◆ Exercise aim ◆
In the pelvis-types text below, retype the part from "Methods for Professional" to "the pubic arch." word for word.

◆ Document excerpt ◆
----

Finally, the Platypelloid pelvis is the least common type, found in only about 5% of women, and is characterized by a flat, wide shape. The inlet is a shallow, transverse oval, meaning it is much wider transversely than anteroposteriorly. The anteroposterior diameter is significantly shortened, which can present a unique obstacle for the fetal head’s engagement into the pelvis. These four classifications provide the anatomical baseline for predicting labor progression, though many individuals possess a pelvis that is a mix of two types.
Clinical Importance in Pregnancy and Childbirth
Pelvic dimensions and shape are medically significant because of their impact on the successful passage of the baby during delivery. The central concern is Cephalopelvic Disproportion (CPD), a condition where the baby’s head is too large, or the mother’s pelvis is too small or unfavorably shaped, to allow for a vaginal birth. While the Gynecoid pelvis is associated with the lowest risk of CPD, the other shapes present distinct challenges to the mechanism of labor.
In the Android pelvis, the heart-shaped inlet and narrow mid-pelvis often lead to a slow, difficult descent of the fetal head. The prominent ischial spines can prevent the necessary rotation of the baby, frequently resulting in a fetal malposition (occiput posterior). This lack of space and failure to rotate are common reasons for a prolonged second stage of labor and an increased likelihood of requiring an operative delivery or Cesarean section.
The Anthropoid pelvis, with its long anteroposterior diameter, encourages the fetal head to engage in an anterior or posterior position rather than the typical transverse position. Labor is often uncomplicated but may be longer, as the baby may not perform the standard internal rotation.
The Platypelloid pelvis, with its severely shortened front-to-back diameter, presents the greatest initial hurdle, as the fetal head may not engage with the pelvic inlet. This difficulty with engagement and descent can lead to an obstructed labor, making this shape the one most often associated with the need for a Cesarean delivery.
Methods for Professional Pelvic Assessment
Pelvimetry, the determination of pelvic shape and size, relies on both physical examination and modern imaging technology. The initial method is Clinical Pelvimetry, a manual assessment performed by a doctor or midwife during a vaginal examination, typically late in pregnancy. The examiner estimates the dimensions of the internal pelvis, including the prominence of the ischial spines and the angle of the pubic arch.

----

◆ Data provided ◆
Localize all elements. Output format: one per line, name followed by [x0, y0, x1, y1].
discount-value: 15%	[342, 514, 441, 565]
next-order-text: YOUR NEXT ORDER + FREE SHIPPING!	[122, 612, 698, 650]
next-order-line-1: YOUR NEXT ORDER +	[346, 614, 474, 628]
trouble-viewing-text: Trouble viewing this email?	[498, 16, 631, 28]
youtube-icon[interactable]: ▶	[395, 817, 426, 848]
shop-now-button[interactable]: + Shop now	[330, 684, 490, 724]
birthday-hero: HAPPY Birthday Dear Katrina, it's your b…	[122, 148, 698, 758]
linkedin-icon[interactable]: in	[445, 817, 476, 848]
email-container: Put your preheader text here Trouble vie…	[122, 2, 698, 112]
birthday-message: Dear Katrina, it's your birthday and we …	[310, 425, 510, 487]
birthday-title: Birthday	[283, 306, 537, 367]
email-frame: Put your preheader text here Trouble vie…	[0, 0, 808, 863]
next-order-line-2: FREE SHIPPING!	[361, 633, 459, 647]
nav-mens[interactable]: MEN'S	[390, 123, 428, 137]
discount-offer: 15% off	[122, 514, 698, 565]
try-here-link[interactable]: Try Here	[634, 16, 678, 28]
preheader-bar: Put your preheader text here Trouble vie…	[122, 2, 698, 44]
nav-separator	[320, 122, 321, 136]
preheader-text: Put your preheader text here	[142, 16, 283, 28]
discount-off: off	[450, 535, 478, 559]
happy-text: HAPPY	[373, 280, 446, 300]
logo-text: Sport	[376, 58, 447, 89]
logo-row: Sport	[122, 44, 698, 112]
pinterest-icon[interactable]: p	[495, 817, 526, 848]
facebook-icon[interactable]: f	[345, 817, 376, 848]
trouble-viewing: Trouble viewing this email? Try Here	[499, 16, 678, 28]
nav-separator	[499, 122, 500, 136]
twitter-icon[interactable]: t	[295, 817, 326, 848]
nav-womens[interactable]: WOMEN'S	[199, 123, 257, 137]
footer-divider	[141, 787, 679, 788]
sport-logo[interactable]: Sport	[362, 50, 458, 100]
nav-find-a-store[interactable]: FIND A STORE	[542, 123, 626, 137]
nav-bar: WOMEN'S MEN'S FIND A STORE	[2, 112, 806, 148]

----

◆ Your solution ◆
Methods for Professional Pelvic Assessment
Pelvimetry, the determination of pelvic shape and size, relies on both physical examination and modern imaging technology. The initial method is Clinical Pelvimetry, a manual assessment performed by a doctor or midwife during a vaginal examination, typically late in pregnancy. The examiner estimates the dimensions of the internal pelvis, including the prominence of the ischial spines and the angle of the pubic arch.